─── PROVIDED TEXT

Granted, you get what you pay for, but 5% is a massive overpayment even for
"sweat equity."

------
tptacek
Everything about this plan is crazy talk.

(1), a professional design job for a template costs $1000-$3000. You're
setting your valuation at 20-30k?

(2), the equity you're offering isn't worth anything. In practical terms, all
you're offering is the opportunity for a designer to work on contingency. They
don't like that.

If you really want to give up almost as much equity as a CEO takes 2 years in,
or almost as much equity as YC takes up front, don't trade it for a design;
find a partner who can do solid design.

------
Dilpil
"Kakuteru is an experimental lifestreaming service that pimps up your online
activity"

Also: "Web 3.0 Enabled"

If anyone can figure out what they actually do, please reply to this comment.

──────

→ **WORK TO DO**: Extend the forum thread above by writing what follows its final comment.

─── DATA EXCERPTS

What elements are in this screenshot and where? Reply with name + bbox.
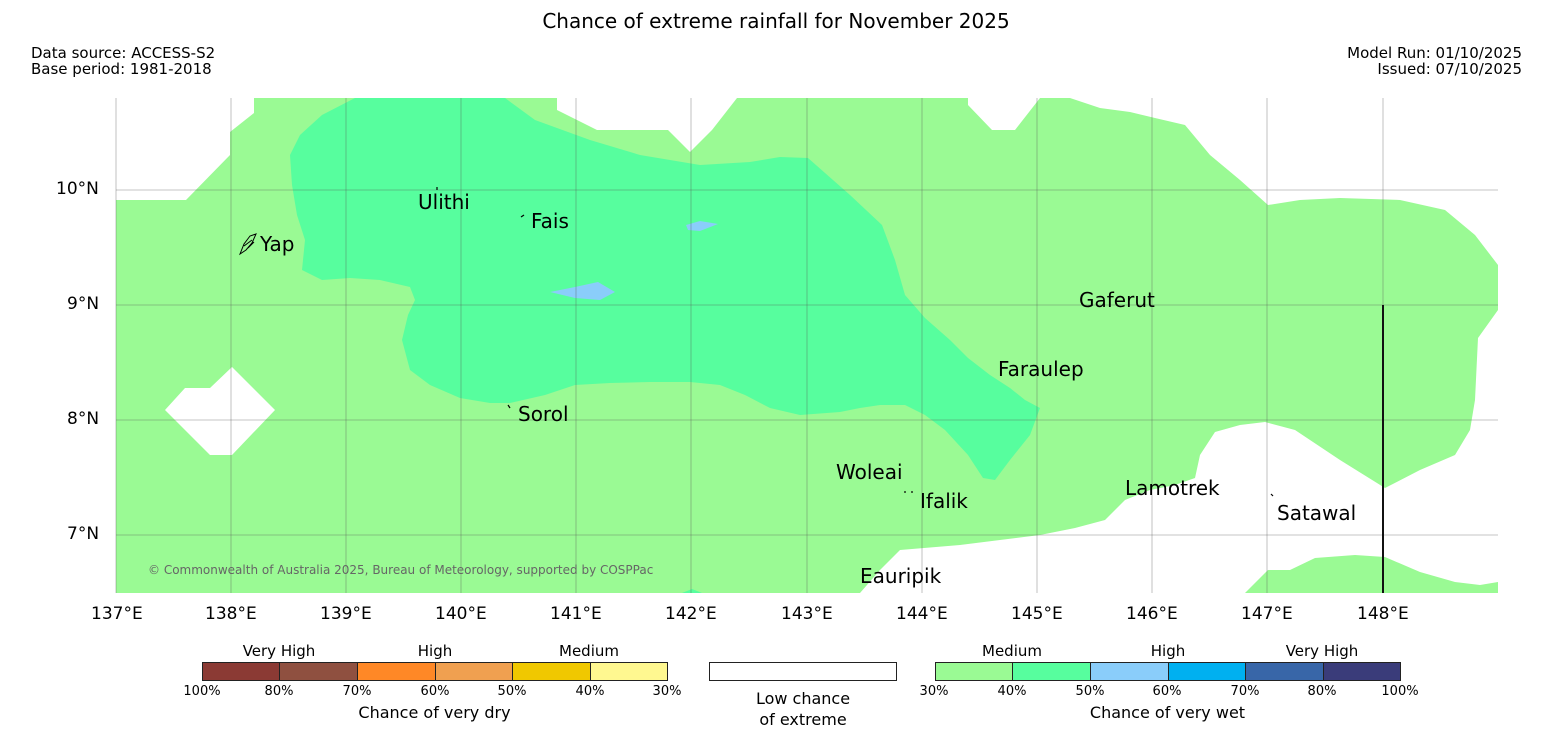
legend-swatch (279, 662, 358, 681)
legend-tick: 80% (264, 684, 294, 699)
legend-neutral-caption: Low chance of extreme (709, 688, 897, 730)
legend-swatch (1245, 662, 1324, 681)
legend-wet-category: Very High (1285, 642, 1359, 660)
lon-label: 142°E (665, 604, 717, 624)
lat-label: 10°N (56, 179, 99, 199)
legend-swatch (202, 662, 280, 681)
medium-chance-patch (1245, 555, 1498, 593)
place-label-yap: Yap (260, 232, 295, 256)
legend-dry-caption: Chance of very dry (358, 703, 511, 722)
place-label-sorol: Sorol (518, 402, 569, 426)
legend-tick: 50% (497, 684, 527, 699)
legend-swatch (1090, 662, 1169, 681)
legend-tick: 30% (652, 684, 682, 699)
map-title: Chance of extreme rainfall for November … (542, 9, 1010, 33)
low-chance-hole (165, 367, 275, 455)
lon-label: 138°E (205, 604, 257, 624)
legend-swatch (1168, 662, 1246, 681)
lon-label: 146°E (1126, 604, 1178, 624)
legend-swatch (435, 662, 513, 681)
legend-swatch (590, 662, 668, 681)
legend-wet-category: High (1150, 642, 1186, 660)
medium-high-chance-region (290, 98, 1040, 480)
place-label-satawal: Satawal (1277, 501, 1357, 525)
legend-dry-category: High (417, 642, 453, 660)
legend-neutral-line-2: of extreme (759, 710, 847, 729)
legend-wet-caption: Chance of very wet (1089, 703, 1246, 722)
lon-label: 141°E (550, 604, 602, 624)
legend-tick: 60% (420, 684, 450, 699)
legend-tick: 50% (1075, 684, 1105, 699)
model-run: Model Run: 01/10/2025 (1347, 44, 1522, 62)
legend-neutral-line-1: Low chance (755, 689, 851, 708)
lon-label: 147°E (1241, 604, 1293, 624)
high-chance-patch (550, 282, 615, 300)
place-label-gaferut: Gaferut (1079, 288, 1155, 312)
legend-swatch (935, 662, 1013, 681)
lon-label: 148°E (1357, 604, 1409, 624)
lon-label: 144°E (896, 604, 948, 624)
legend-tick: 40% (997, 684, 1027, 699)
legend-tick: 100% (1381, 684, 1419, 699)
place-label-faraulep: Faraulep (998, 357, 1084, 381)
legend-tick: 80% (1307, 684, 1337, 699)
legend-swatch (512, 662, 591, 681)
legend-swatch (1323, 662, 1401, 681)
legend-dry-category: Very High (242, 642, 316, 660)
legend-dry-category: Medium (559, 642, 619, 660)
legend-tick: 40% (575, 684, 605, 699)
data-source: Data source: ACCESS-S2 (31, 44, 216, 62)
legend-tick: 70% (342, 684, 372, 699)
issued-date: Issued: 07/10/2025 (1377, 60, 1522, 78)
meta-left: Data source: ACCESS-S2 Base period: 1981… (31, 45, 215, 77)
lon-label: 139°E (320, 604, 372, 624)
copyright-notice: © Commonwealth of Australia 2025, Bureau… (148, 563, 654, 577)
meta-right: Model Run: 01/10/2025 Issued: 07/10/2025 (1347, 45, 1522, 77)
place-label-ulithi: Ulithi (418, 190, 470, 214)
lat-label: 9°N (67, 294, 100, 314)
legend-tick: 30% (919, 684, 949, 699)
high-chance-patch (686, 221, 718, 231)
atoll-marks (436, 187, 1274, 497)
legend-wet-category: Medium (982, 642, 1042, 660)
place-label-fais: Fais (531, 209, 569, 233)
place-label-woleai: Woleai (836, 460, 903, 484)
place-label-ifalik: Ifalik (920, 489, 968, 513)
place-label-lamotrek: Lamotrek (1125, 476, 1220, 500)
lon-label: 143°E (781, 604, 833, 624)
high-chance-patch (682, 589, 702, 593)
yap-island-outline (238, 233, 257, 256)
legend-swatch (357, 662, 436, 681)
lon-label: 145°E (1011, 604, 1063, 624)
legend-tick: 100% (183, 684, 221, 699)
lon-label: 140°E (435, 604, 487, 624)
place-label-eauripik: Eauripik (860, 564, 942, 588)
lat-label: 7°N (67, 524, 100, 544)
legend-tick: 60% (1152, 684, 1182, 699)
legend-tick: 70% (1230, 684, 1260, 699)
legend-swatch-low-chance (709, 662, 897, 681)
lat-label: 8°N (67, 409, 100, 429)
legend-swatch (1012, 662, 1091, 681)
base-period: Base period: 1981-2018 (31, 60, 212, 78)
lon-label: 137°E (91, 604, 143, 624)
gridlines (115, 98, 1498, 593)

──────

→ **RESULT OF THIS TASK**:
------
bkbleikamp
In general, good designers will not participate in contest as it is spec work
which is always a bad way to do design work (or coding work, or anything
else). If you value good design, pay for it. This is why there is controversy
within the design community over sites like 99designs or the Sitepoint Design
Contest forum.

It creates an underlying feeling that design is less important than the coding
of the app - if you want a designer, bring them on as a co-founder and offer
them equity. If your app requires a good user experience, you need a
professional, not someone who spends a "few hours" to win a contest. I put
"few hours" in quotes because that is a very low estimate for the amount of
time it takes to create a great user interface.

Holding a contest is just a way to look at a bunch of free work and only
reward one designer.

------
rantfoil
Contracting is a date. Salary is going steady. Equity is getting married.

You can get out, but not without a lot of pain and legal fees. Be careful who
you give equity to.

------
daleharvey
Seems to have missed a trick here, if you have a good application, but lacking
an area (design), and its a small startup without many resources.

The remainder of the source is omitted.